### SHORT TASK
Give back the full listing verbatim, apart from its images.

### DATA IN THIS EXERCISE
* START *

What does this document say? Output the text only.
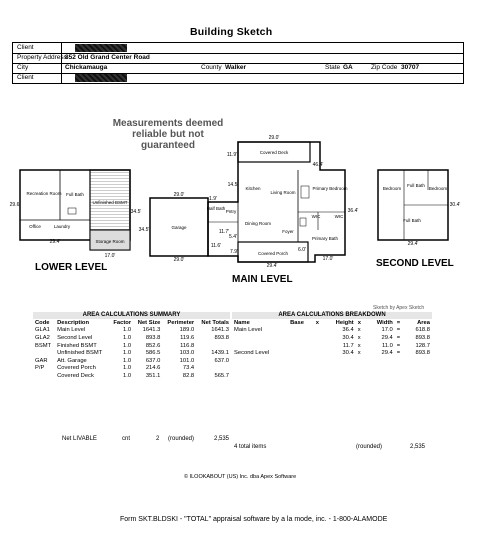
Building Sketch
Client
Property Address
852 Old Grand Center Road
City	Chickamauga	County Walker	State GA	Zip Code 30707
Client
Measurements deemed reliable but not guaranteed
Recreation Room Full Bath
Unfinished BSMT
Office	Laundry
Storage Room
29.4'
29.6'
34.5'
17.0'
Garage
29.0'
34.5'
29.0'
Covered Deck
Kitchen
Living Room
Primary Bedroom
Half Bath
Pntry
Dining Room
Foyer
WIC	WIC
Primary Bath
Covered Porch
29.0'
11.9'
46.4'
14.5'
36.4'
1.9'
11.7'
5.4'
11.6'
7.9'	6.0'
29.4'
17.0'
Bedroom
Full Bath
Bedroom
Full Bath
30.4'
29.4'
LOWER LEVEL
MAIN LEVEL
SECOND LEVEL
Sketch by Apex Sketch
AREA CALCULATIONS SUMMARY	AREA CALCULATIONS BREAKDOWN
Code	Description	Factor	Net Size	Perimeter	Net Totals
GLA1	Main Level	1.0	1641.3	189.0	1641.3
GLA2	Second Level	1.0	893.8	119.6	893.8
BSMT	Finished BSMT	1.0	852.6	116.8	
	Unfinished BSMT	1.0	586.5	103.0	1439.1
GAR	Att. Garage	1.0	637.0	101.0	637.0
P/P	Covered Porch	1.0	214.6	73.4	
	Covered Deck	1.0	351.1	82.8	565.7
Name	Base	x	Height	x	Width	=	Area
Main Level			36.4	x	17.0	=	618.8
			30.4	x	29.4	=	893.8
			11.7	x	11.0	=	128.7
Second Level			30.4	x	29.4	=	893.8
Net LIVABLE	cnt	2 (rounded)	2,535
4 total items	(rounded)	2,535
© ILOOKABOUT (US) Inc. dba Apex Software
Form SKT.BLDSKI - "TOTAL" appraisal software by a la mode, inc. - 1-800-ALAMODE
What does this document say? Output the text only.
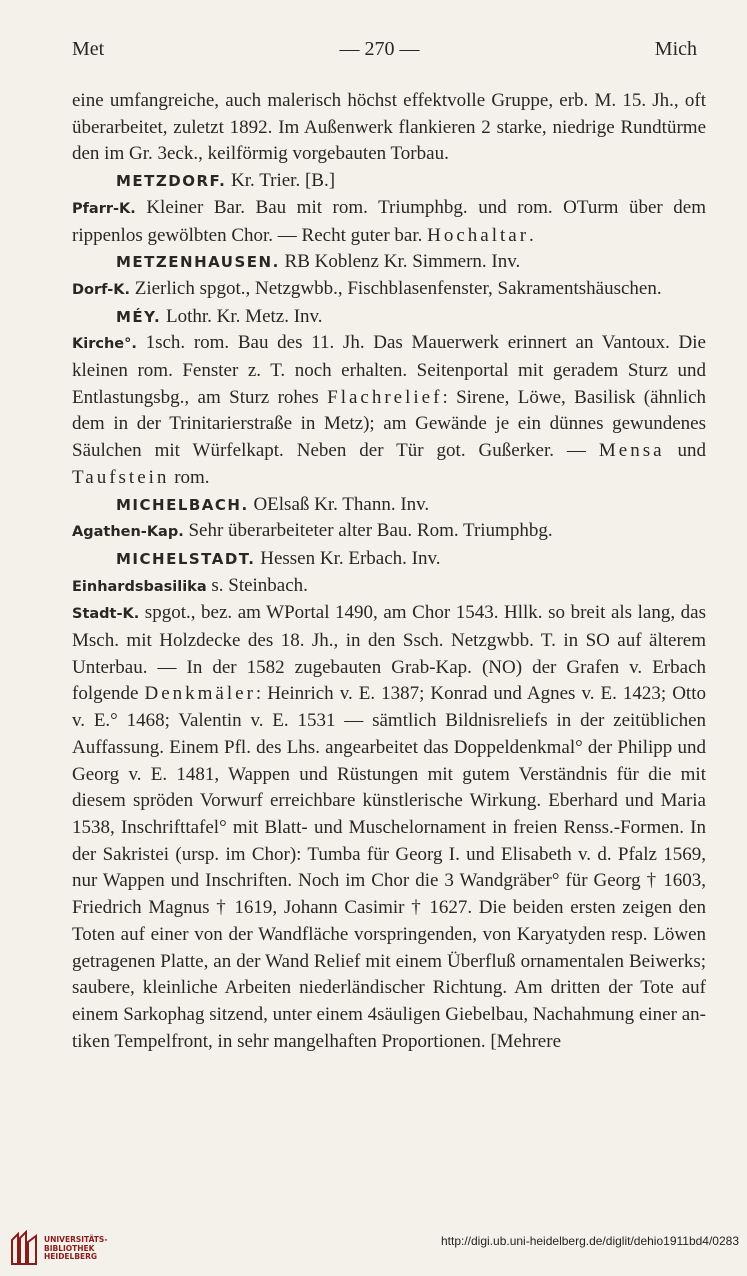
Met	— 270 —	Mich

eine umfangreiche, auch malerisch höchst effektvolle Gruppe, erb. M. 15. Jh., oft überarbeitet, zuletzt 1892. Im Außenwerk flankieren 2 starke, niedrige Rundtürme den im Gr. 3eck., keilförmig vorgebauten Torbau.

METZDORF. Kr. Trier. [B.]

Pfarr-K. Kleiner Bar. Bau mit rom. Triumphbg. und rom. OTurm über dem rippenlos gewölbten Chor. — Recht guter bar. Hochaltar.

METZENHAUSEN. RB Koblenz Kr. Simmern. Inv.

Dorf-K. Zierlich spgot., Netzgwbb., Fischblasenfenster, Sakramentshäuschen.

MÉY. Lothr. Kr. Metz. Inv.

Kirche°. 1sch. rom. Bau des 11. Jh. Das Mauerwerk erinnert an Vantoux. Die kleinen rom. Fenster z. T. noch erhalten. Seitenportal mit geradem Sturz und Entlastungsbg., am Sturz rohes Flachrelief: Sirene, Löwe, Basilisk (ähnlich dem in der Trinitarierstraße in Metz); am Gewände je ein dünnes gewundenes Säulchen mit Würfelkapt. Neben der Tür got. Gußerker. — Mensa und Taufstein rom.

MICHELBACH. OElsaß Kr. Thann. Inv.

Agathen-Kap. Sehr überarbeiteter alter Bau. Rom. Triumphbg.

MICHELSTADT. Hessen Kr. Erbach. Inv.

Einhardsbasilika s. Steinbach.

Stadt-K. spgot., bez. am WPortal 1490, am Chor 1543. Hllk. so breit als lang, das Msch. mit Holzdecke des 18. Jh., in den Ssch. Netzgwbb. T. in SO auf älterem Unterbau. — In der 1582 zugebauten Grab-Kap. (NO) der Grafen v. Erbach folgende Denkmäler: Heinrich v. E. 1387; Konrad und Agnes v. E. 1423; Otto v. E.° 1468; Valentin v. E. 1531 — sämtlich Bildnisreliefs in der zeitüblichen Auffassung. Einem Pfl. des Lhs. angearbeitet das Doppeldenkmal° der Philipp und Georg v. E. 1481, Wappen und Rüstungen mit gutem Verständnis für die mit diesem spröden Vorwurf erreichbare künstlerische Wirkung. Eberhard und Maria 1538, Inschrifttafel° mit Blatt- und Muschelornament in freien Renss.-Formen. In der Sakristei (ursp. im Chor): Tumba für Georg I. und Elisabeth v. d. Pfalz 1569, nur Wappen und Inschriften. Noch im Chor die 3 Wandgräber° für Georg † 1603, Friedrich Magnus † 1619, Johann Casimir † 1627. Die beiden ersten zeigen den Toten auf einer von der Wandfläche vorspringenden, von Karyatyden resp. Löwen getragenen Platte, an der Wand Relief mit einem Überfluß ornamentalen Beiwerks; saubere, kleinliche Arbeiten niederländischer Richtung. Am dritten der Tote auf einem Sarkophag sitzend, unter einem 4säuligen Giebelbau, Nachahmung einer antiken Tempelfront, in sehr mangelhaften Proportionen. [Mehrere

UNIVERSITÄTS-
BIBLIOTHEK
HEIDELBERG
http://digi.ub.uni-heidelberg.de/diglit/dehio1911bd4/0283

* END *

### CORRECT RESULT
What does this document say? Output the text only.
Building Sketch
Client
Property Address
852 Old Grand Center Road
City	Chickamauga	County Walker	State GA	Zip Code 30707
Client
Measurements deemed reliable but not guaranteed
Recreation Room Full Bath
Unfinished BSMT
Office	Laundry
Storage Room
29.4'
29.6'
34.5'
17.0'
Garage
29.0'
34.5'
29.0'
Covered Deck
Kitchen
Living Room
Primary Bedroom
Half Bath
Pntry
Dining Room
Foyer
WIC	WIC
Primary Bath
Covered Porch
29.0'
11.9'
46.4'
14.5'
36.4'
1.9'
11.7'
5.4'
11.6'
7.9'	6.0'
29.4'
17.0'
Bedroom
Full Bath
Bedroom
Full Bath
30.4'
29.4'
LOWER LEVEL
MAIN LEVEL
SECOND LEVEL
Sketch by Apex Sketch
AREA CALCULATIONS SUMMARY	AREA CALCULATIONS BREAKDOWN
Code	Description	Factor	Net Size	Perimeter	Net Totals
GLA1	Main Level	1.0	1641.3	189.0	1641.3
GLA2	Second Level	1.0	893.8	119.6	893.8
BSMT	Finished BSMT	1.0	852.6	116.8	
	Unfinished BSMT	1.0	586.5	103.0	1439.1
GAR	Att. Garage	1.0	637.0	101.0	637.0
P/P	Covered Porch	1.0	214.6	73.4	
	Covered Deck	1.0	351.1	82.8	565.7
Name	Base	x	Height	x	Width	=	Area
Main Level			36.4	x	17.0	=	618.8
			30.4	x	29.4	=	893.8
			11.7	x	11.0	=	128.7
Second Level			30.4	x	29.4	=	893.8
Net LIVABLE	cnt	2 (rounded)	2,535
4 total items	(rounded)	2,535
© ILOOKABOUT (US) Inc. dba Apex Software
Form SKT.BLDSKI - "TOTAL" appraisal software by a la mode, inc. - 1-800-ALAMODE
What does this document say? Output the text only.
Met	— 270 —	Mich

eine umfangreiche, auch malerisch höchst effektvolle Gruppe, erb. M. 15. Jh., oft überarbeitet, zuletzt 1892. Im Außenwerk flankieren 2 starke, niedrige Rundtürme den im Gr. 3eck., keilförmig vorgebauten Torbau.

METZDORF. Kr. Trier. [B.]

Pfarr-K. Kleiner Bar. Bau mit rom. Triumphbg. und rom. OTurm über dem rippenlos gewölbten Chor. — Recht guter bar. Hochaltar.

METZENHAUSEN. RB Koblenz Kr. Simmern. Inv.

Dorf-K. Zierlich spgot., Netzgwbb., Fischblasenfenster, Sakramentshäuschen.

MÉY. Lothr. Kr. Metz. Inv.

Kirche°. 1sch. rom. Bau des 11. Jh. Das Mauerwerk erinnert an Vantoux. Die kleinen rom. Fenster z. T. noch erhalten. Seitenportal mit geradem Sturz und Entlastungsbg., am Sturz rohes Flachrelief: Sirene, Löwe, Basilisk (ähnlich dem in der Trinitarierstraße in Metz); am Gewände je ein dünnes gewundenes Säulchen mit Würfelkapt. Neben der Tür got. Gußerker. — Mensa und Taufstein rom.

MICHELBACH. OElsaß Kr. Thann. Inv.

Agathen-Kap. Sehr überarbeiteter alter Bau. Rom. Triumphbg.

MICHELSTADT. Hessen Kr. Erbach. Inv.

Einhardsbasilika s. Steinbach.

Stadt-K. spgot., bez. am WPortal 1490, am Chor 1543. Hllk. so breit als lang, das Msch. mit Holzdecke des 18. Jh., in den Ssch. Netzgwbb. T. in SO auf älterem Unterbau. — In der 1582 zugebauten Grab-Kap. (NO) der Grafen v. Erbach folgende Denkmäler: Heinrich v. E. 1387; Konrad und Agnes v. E. 1423; Otto v. E.° 1468; Valentin v. E. 1531 — sämtlich Bildnisreliefs in der zeitüblichen Auffassung. Einem Pfl. des Lhs. angearbeitet das Doppeldenkmal° der Philipp und Georg v. E. 1481, Wappen und Rüstungen mit gutem Verständnis für die mit diesem spröden Vorwurf erreichbare künstlerische Wirkung. Eberhard und Maria 1538, Inschrifttafel° mit Blatt- und Muschelornament in freien Renss.-Formen. In der Sakristei (ursp. im Chor): Tumba für Georg I. und Elisabeth v. d. Pfalz 1569, nur Wappen und Inschriften. Noch im Chor die 3 Wandgräber° für Georg † 1603, Friedrich Magnus † 1619, Johann Casimir † 1627. Die beiden ersten zeigen den Toten auf einer von der Wandfläche vorspringenden, von Karyatyden resp. Löwen getragenen Platte, an der Wand Relief mit einem Überfluß ornamentalen Beiwerks; saubere, kleinliche Arbeiten niederländischer Richtung. Am dritten der Tote auf einem Sarkophag sitzend, unter einem 4säuligen Giebelbau, Nachahmung einer antiken Tempelfront, in sehr mangelhaften Proportionen. [Mehrere

UNIVERSITÄTS-
BIBLIOTHEK
HEIDELBERG
http://digi.ub.uni-heidelberg.de/diglit/dehio1911bd4/0283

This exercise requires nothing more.